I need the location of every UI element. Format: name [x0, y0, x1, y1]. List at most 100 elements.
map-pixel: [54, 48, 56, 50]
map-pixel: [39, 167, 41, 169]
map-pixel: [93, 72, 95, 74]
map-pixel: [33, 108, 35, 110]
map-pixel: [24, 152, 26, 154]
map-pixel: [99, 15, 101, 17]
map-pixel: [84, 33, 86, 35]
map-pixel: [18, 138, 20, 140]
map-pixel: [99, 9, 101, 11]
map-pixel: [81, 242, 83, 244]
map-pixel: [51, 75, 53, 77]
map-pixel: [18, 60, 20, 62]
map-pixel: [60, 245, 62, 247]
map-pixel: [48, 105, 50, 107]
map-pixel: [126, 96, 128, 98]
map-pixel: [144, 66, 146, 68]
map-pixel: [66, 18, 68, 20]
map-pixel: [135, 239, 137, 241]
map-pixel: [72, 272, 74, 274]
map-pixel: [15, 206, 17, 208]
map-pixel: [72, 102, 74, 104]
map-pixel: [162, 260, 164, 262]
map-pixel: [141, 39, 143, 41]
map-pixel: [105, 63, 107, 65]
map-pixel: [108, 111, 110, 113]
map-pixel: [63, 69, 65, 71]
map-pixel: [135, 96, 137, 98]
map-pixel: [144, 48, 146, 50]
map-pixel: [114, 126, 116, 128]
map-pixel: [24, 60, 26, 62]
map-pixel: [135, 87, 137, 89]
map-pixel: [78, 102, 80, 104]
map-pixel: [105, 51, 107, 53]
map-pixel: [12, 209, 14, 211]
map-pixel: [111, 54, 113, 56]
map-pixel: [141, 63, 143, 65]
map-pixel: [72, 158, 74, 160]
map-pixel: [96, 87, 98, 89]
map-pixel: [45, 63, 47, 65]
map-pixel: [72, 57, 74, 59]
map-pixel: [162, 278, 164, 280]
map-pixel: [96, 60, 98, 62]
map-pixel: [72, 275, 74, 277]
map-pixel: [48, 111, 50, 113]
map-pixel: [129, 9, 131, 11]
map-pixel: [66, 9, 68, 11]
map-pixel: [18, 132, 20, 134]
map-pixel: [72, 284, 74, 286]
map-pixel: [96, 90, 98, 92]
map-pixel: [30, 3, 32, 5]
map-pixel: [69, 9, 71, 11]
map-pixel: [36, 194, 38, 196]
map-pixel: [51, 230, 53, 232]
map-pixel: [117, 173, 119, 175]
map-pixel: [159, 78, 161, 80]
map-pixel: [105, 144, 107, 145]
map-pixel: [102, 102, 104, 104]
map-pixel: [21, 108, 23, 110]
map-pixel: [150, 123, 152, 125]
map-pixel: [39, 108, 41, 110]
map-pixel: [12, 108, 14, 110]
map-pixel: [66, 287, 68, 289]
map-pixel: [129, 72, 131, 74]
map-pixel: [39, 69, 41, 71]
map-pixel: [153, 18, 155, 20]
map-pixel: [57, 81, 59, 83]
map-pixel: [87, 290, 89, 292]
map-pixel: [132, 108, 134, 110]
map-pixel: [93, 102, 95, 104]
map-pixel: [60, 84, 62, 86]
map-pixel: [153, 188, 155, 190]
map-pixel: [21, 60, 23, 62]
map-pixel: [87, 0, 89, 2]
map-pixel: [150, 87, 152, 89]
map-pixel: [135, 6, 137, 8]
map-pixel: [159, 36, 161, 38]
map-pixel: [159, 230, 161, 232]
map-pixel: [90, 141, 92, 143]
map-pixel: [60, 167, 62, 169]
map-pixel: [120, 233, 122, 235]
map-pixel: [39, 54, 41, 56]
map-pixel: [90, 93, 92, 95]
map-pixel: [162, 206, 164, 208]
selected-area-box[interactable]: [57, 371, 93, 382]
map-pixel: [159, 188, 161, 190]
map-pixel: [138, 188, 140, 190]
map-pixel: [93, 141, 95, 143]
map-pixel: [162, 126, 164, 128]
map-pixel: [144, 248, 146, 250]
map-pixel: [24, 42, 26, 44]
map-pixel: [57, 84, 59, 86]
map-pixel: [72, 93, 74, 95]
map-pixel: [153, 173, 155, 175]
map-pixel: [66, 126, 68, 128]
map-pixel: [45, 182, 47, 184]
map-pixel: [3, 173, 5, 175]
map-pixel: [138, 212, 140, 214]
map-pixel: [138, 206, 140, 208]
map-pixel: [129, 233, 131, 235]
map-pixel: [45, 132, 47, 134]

━━━━

• Do this
Could you output the items word for word, from the very beginning up to and including the line with "map-pixel: [51, 230, 53, 232]"?

• Answer to the problem
I need the location of every UI element. Format: name [x0, y0, x1, y1]. List at most 100 elements.
map-pixel: [54, 48, 56, 50]
map-pixel: [39, 167, 41, 169]
map-pixel: [93, 72, 95, 74]
map-pixel: [33, 108, 35, 110]
map-pixel: [24, 152, 26, 154]
map-pixel: [99, 15, 101, 17]
map-pixel: [84, 33, 86, 35]
map-pixel: [18, 138, 20, 140]
map-pixel: [99, 9, 101, 11]
map-pixel: [81, 242, 83, 244]
map-pixel: [51, 75, 53, 77]
map-pixel: [18, 60, 20, 62]
map-pixel: [60, 245, 62, 247]
map-pixel: [48, 105, 50, 107]
map-pixel: [126, 96, 128, 98]
map-pixel: [144, 66, 146, 68]
map-pixel: [66, 18, 68, 20]
map-pixel: [135, 239, 137, 241]
map-pixel: [72, 272, 74, 274]
map-pixel: [15, 206, 17, 208]
map-pixel: [72, 102, 74, 104]
map-pixel: [162, 260, 164, 262]
map-pixel: [141, 39, 143, 41]
map-pixel: [105, 63, 107, 65]
map-pixel: [108, 111, 110, 113]
map-pixel: [63, 69, 65, 71]
map-pixel: [135, 96, 137, 98]
map-pixel: [144, 48, 146, 50]
map-pixel: [114, 126, 116, 128]
map-pixel: [24, 60, 26, 62]
map-pixel: [135, 87, 137, 89]
map-pixel: [78, 102, 80, 104]
map-pixel: [105, 51, 107, 53]
map-pixel: [12, 209, 14, 211]
map-pixel: [111, 54, 113, 56]
map-pixel: [141, 63, 143, 65]
map-pixel: [72, 158, 74, 160]
map-pixel: [96, 87, 98, 89]
map-pixel: [45, 63, 47, 65]
map-pixel: [72, 57, 74, 59]
map-pixel: [162, 278, 164, 280]
map-pixel: [96, 60, 98, 62]
map-pixel: [72, 275, 74, 277]
map-pixel: [48, 111, 50, 113]
map-pixel: [129, 9, 131, 11]
map-pixel: [66, 9, 68, 11]
map-pixel: [18, 132, 20, 134]
map-pixel: [72, 284, 74, 286]
map-pixel: [96, 90, 98, 92]
map-pixel: [30, 3, 32, 5]
map-pixel: [69, 9, 71, 11]
map-pixel: [36, 194, 38, 196]
map-pixel: [51, 230, 53, 232]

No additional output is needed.